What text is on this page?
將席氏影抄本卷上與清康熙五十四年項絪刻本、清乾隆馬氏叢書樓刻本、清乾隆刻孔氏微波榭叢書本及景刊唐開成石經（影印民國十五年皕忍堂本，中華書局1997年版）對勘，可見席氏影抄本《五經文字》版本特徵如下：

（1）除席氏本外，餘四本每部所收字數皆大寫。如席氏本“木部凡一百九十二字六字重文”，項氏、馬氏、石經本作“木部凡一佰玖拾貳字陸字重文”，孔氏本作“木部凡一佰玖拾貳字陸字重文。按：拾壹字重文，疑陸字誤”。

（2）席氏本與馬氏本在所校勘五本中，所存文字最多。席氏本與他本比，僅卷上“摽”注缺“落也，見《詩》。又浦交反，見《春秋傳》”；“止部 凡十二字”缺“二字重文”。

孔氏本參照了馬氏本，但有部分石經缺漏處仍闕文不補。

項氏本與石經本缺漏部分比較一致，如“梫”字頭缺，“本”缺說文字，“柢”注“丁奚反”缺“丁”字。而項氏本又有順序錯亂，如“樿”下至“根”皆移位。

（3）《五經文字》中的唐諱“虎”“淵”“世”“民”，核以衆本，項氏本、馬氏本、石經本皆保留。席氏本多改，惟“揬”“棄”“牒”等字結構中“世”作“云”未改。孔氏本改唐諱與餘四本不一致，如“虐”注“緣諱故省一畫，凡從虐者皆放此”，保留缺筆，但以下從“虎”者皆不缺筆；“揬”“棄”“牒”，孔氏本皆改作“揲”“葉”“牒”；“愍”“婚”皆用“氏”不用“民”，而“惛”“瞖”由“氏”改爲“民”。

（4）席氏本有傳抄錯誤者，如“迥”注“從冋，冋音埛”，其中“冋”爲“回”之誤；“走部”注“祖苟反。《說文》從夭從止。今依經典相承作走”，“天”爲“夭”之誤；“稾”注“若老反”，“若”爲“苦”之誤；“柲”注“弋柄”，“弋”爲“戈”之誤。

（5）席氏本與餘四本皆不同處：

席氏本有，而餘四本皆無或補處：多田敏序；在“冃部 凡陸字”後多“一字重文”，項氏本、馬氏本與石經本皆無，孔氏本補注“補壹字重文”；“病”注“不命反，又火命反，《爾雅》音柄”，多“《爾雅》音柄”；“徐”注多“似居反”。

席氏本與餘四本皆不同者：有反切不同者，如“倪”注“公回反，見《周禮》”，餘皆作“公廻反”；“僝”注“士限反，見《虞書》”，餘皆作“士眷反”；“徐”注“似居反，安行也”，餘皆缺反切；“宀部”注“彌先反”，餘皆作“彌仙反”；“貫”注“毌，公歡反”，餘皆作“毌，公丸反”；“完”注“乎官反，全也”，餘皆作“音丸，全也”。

-*-*-

What to work on:
Transcribe all the entries, keeping each one exactly as it is.

Response to the exercise:
What text is on this page?
將席氏影抄本卷上與清康熙五十四年項絪刻本、清乾隆馬氏叢書樓刻本、清乾隆刻孔氏微波榭叢書本及景刊唐開成石經（影印民國十五年皕忍堂本，中華書局1997年版）對勘，可見席氏影抄本《五經文字》版本特徵如下：

（1）除席氏本外，餘四本每部所收字數皆大寫。如席氏本“木部凡一百九十二字六字重文”，項氏、馬氏、石經本作“木部凡一佰玖拾貳字陸字重文”，孔氏本作“木部凡一佰玖拾貳字陸字重文。按：拾壹字重文，疑陸字誤”。

（2）席氏本與馬氏本在所校勘五本中，所存文字最多。席氏本與他本比，僅卷上“摽”注缺“落也，見《詩》。又浦交反，見《春秋傳》”；“止部 凡十二字”缺“二字重文”。

孔氏本參照了馬氏本，但有部分石經缺漏處仍闕文不補。

項氏本與石經本缺漏部分比較一致，如“梫”字頭缺，“本”缺說文字，“柢”注“丁奚反”缺“丁”字。而項氏本又有順序錯亂，如“樿”下至“根”皆移位。

（3）《五經文字》中的唐諱“虎”“淵”“世”“民”，核以衆本，項氏本、馬氏本、石經本皆保留。席氏本多改，惟“揬”“棄”“牒”等字結構中“世”作“云”未改。孔氏本改唐諱與餘四本不一致，如“虐”注“緣諱故省一畫，凡從虐者皆放此”，保留缺筆，但以下從“虎”者皆不缺筆；“揬”“棄”“牒”，孔氏本皆改作“揲”“葉”“牒”；“愍”“婚”皆用“氏”不用“民”，而“惛”“瞖”由“氏”改爲“民”。

（4）席氏本有傳抄錯誤者，如“迥”注“從冋，冋音埛”，其中“冋”爲“回”之誤；“走部”注“祖苟反。《說文》從夭從止。今依經典相承作走”，“天”爲“夭”之誤；“稾”注“若老反”，“若”爲“苦”之誤；“柲”注“弋柄”，“弋”爲“戈”之誤。

（5）席氏本與餘四本皆不同處：

席氏本有，而餘四本皆無或補處：多田敏序；在“冃部 凡陸字”後多“一字重文”，項氏本、馬氏本與石經本皆無，孔氏本補注“補壹字重文”；“病”注“不命反，又火命反，《爾雅》音柄”，多“《爾雅》音柄”；“徐”注多“似居反”。

席氏本與餘四本皆不同者：有反切不同者，如“倪”注“公回反，見《周禮》”，餘皆作“公廻反”；“僝”注“士限反，見《虞書》”，餘皆作“士眷反”；“徐”注“似居反，安行也”，餘皆缺反切；“宀部”注“彌先反”，餘皆作“彌仙反”；“貫”注“毌，公歡反”，餘皆作“毌，公丸反”；“完”注“乎官反，全也”，餘皆作“音丸，全也”。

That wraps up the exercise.